(Layout annotation records)
^^^^^^^^^^^^^^^^
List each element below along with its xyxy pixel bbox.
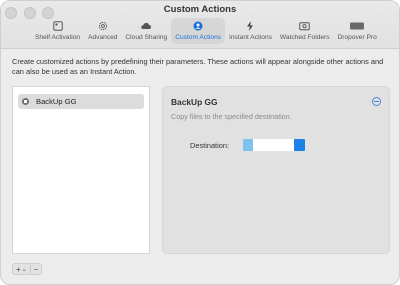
titlebar: Custom Actions Shelf Activation Advanced…	[1, 1, 399, 49]
action-icon	[22, 98, 29, 105]
tab-dropover-pro[interactable]: Dropover Pro	[334, 18, 381, 44]
tab-label: Instant Actions	[229, 34, 272, 41]
collapse-icon[interactable]	[372, 97, 381, 106]
detail-subtitle: Copy files to the specified destination.	[171, 112, 292, 121]
photo-folder-icon	[298, 20, 312, 32]
list-controls: + ⌄ −	[12, 263, 43, 275]
action-detail-panel: BackUp GG Copy files to the specified de…	[162, 86, 390, 254]
destination-folder-swatch	[243, 139, 253, 151]
list-item-label: BackUp GG	[36, 97, 77, 106]
gear-icon	[96, 20, 110, 32]
tab-label: Dropover Pro	[337, 34, 377, 41]
preferences-toolbar: Shelf Activation Advanced Cloud Sharing …	[31, 18, 381, 48]
custom-actions-list[interactable]: BackUp GG	[12, 86, 150, 254]
tab-label: Watched Folders	[279, 34, 330, 41]
tab-instant-actions[interactable]: Instant Actions	[225, 18, 276, 44]
page-description: Create customized actions by predefining…	[12, 57, 384, 76]
shelf-icon	[51, 20, 65, 32]
tab-label: Custom Actions	[175, 34, 222, 41]
tab-cloud-sharing[interactable]: Cloud Sharing	[121, 18, 171, 44]
plus-icon: +	[16, 264, 21, 274]
minus-icon: −	[33, 264, 39, 274]
remove-action-button[interactable]: −	[31, 264, 42, 274]
tab-watched-folders[interactable]: Watched Folders	[276, 18, 334, 44]
person-icon	[191, 20, 205, 32]
tab-advanced[interactable]: Advanced	[84, 18, 121, 44]
tab-custom-actions[interactable]: Custom Actions	[171, 18, 226, 44]
tab-label: Cloud Sharing	[125, 34, 168, 41]
destination-picker[interactable]	[243, 139, 305, 151]
preferences-window: Custom Actions Shelf Activation Advanced…	[0, 0, 400, 285]
destination-label: Destination:	[190, 141, 230, 150]
cloud-icon	[139, 20, 153, 32]
tab-shelf-activation[interactable]: Shelf Activation	[31, 18, 84, 44]
tab-label: Shelf Activation	[35, 34, 81, 41]
tab-label: Advanced	[88, 34, 118, 41]
bolt-icon	[243, 20, 257, 32]
pro-badge-icon	[350, 20, 365, 32]
destination-choose-button[interactable]	[294, 139, 305, 151]
add-action-button[interactable]: + ⌄	[13, 264, 30, 274]
window-title: Custom Actions	[163, 4, 237, 15]
detail-title: BackUp GG	[171, 97, 218, 107]
chevron-down-icon: ⌄	[21, 266, 27, 273]
list-item[interactable]: BackUp GG	[18, 94, 144, 109]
^^^^^^^^^^^^^^^^
TASK INSTRUCTIONS:
Copy all of the items above verbatim, line by line. Leave the picture out.

EXERCISE ANSWER:
List each element below along with its xyxy pixel bbox.
titlebar: Custom Actions Shelf Activation Advanced…	[1, 1, 399, 49]
action-icon	[22, 98, 29, 105]
tab-dropover-pro[interactable]: Dropover Pro	[334, 18, 381, 44]
tab-label: Instant Actions	[229, 34, 272, 41]
collapse-icon[interactable]	[372, 97, 381, 106]
detail-subtitle: Copy files to the specified destination.	[171, 112, 292, 121]
photo-folder-icon	[298, 20, 312, 32]
list-controls: + ⌄ −	[12, 263, 43, 275]
action-detail-panel: BackUp GG Copy files to the specified de…	[162, 86, 390, 254]
destination-folder-swatch	[243, 139, 253, 151]
list-item-label: BackUp GG	[36, 97, 77, 106]
gear-icon	[96, 20, 110, 32]
tab-label: Dropover Pro	[337, 34, 377, 41]
preferences-toolbar: Shelf Activation Advanced Cloud Sharing …	[31, 18, 381, 48]
custom-actions-list[interactable]: BackUp GG	[12, 86, 150, 254]
tab-label: Watched Folders	[279, 34, 330, 41]
tab-instant-actions[interactable]: Instant Actions	[225, 18, 276, 44]
page-description: Create customized actions by predefining…	[12, 57, 384, 76]
shelf-icon	[51, 20, 65, 32]
tab-label: Custom Actions	[175, 34, 222, 41]
tab-cloud-sharing[interactable]: Cloud Sharing	[121, 18, 171, 44]
plus-icon: +	[16, 264, 21, 274]
minus-icon: −	[33, 264, 39, 274]
remove-action-button[interactable]: −	[31, 264, 42, 274]
tab-watched-folders[interactable]: Watched Folders	[276, 18, 334, 44]
person-icon	[191, 20, 205, 32]
tab-advanced[interactable]: Advanced	[84, 18, 121, 44]
tab-custom-actions[interactable]: Custom Actions	[171, 18, 226, 44]
tab-label: Cloud Sharing	[125, 34, 168, 41]
destination-picker[interactable]	[243, 139, 305, 151]
preferences-window: Custom Actions Shelf Activation Advanced…	[0, 0, 400, 285]
destination-label: Destination:	[190, 141, 230, 150]
cloud-icon	[139, 20, 153, 32]
tab-shelf-activation[interactable]: Shelf Activation	[31, 18, 84, 44]
tab-label: Shelf Activation	[35, 34, 81, 41]
tab-label: Advanced	[88, 34, 118, 41]
bolt-icon	[243, 20, 257, 32]
pro-badge-icon	[350, 20, 365, 32]
destination-choose-button[interactable]	[294, 139, 305, 151]
add-action-button[interactable]: + ⌄	[13, 264, 30, 274]
window-title: Custom Actions	[163, 4, 237, 15]
detail-title: BackUp GG	[171, 97, 218, 107]
chevron-down-icon: ⌄	[21, 266, 27, 273]
list-item[interactable]: BackUp GG	[18, 94, 144, 109]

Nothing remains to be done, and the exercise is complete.